* START SUPPLIED ENTRIES *
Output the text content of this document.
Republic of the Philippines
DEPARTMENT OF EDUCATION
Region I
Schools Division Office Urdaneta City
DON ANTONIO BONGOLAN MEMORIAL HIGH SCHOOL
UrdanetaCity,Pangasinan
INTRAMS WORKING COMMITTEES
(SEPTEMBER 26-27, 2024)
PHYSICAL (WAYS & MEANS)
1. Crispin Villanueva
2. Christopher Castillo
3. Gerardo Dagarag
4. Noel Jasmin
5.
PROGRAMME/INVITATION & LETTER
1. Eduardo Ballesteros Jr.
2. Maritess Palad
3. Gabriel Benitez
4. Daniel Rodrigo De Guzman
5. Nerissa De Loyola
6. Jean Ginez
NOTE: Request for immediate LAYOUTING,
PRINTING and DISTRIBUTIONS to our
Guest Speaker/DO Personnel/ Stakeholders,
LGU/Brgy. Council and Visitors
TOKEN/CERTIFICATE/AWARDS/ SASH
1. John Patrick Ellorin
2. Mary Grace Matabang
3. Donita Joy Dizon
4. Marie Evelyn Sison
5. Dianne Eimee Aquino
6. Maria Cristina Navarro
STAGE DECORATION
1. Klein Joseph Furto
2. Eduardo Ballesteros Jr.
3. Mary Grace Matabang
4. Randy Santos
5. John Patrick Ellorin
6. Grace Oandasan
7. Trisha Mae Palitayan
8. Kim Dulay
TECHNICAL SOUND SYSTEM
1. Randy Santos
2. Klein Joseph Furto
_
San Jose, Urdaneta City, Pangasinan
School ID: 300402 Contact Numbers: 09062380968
* END SUPPLIED ENTRIES *
Exactly reproduce every record.

* [SOLUTION FOR THIS TASK]:
Output the text content of this document.
Republic of the Philippines
DEPARTMENT OF EDUCATION
Region I
Schools Division Office Urdaneta City
DON ANTONIO BONGOLAN MEMORIAL HIGH SCHOOL
UrdanetaCity,Pangasinan
INTRAMS WORKING COMMITTEES
(SEPTEMBER 26-27, 2024)
PHYSICAL (WAYS & MEANS)
1. Crispin Villanueva
2. Christopher Castillo
3. Gerardo Dagarag
4. Noel Jasmin
5.
PROGRAMME/INVITATION & LETTER
1. Eduardo Ballesteros Jr.
2. Maritess Palad
3. Gabriel Benitez
4. Daniel Rodrigo De Guzman
5. Nerissa De Loyola
6. Jean Ginez
NOTE: Request for immediate LAYOUTING,
PRINTING and DISTRIBUTIONS to our
Guest Speaker/DO Personnel/ Stakeholders,
LGU/Brgy. Council and Visitors
TOKEN/CERTIFICATE/AWARDS/ SASH
1. John Patrick Ellorin
2. Mary Grace Matabang
3. Donita Joy Dizon
4. Marie Evelyn Sison
5. Dianne Eimee Aquino
6. Maria Cristina Navarro
STAGE DECORATION
1. Klein Joseph Furto
2. Eduardo Ballesteros Jr.
3. Mary Grace Matabang
4. Randy Santos
5. John Patrick Ellorin
6. Grace Oandasan
7. Trisha Mae Palitayan
8. Kim Dulay
TECHNICAL SOUND SYSTEM
1. Randy Santos
2. Klein Joseph Furto
_
San Jose, Urdaneta City, Pangasinan
School ID: 300402 Contact Numbers: 09062380968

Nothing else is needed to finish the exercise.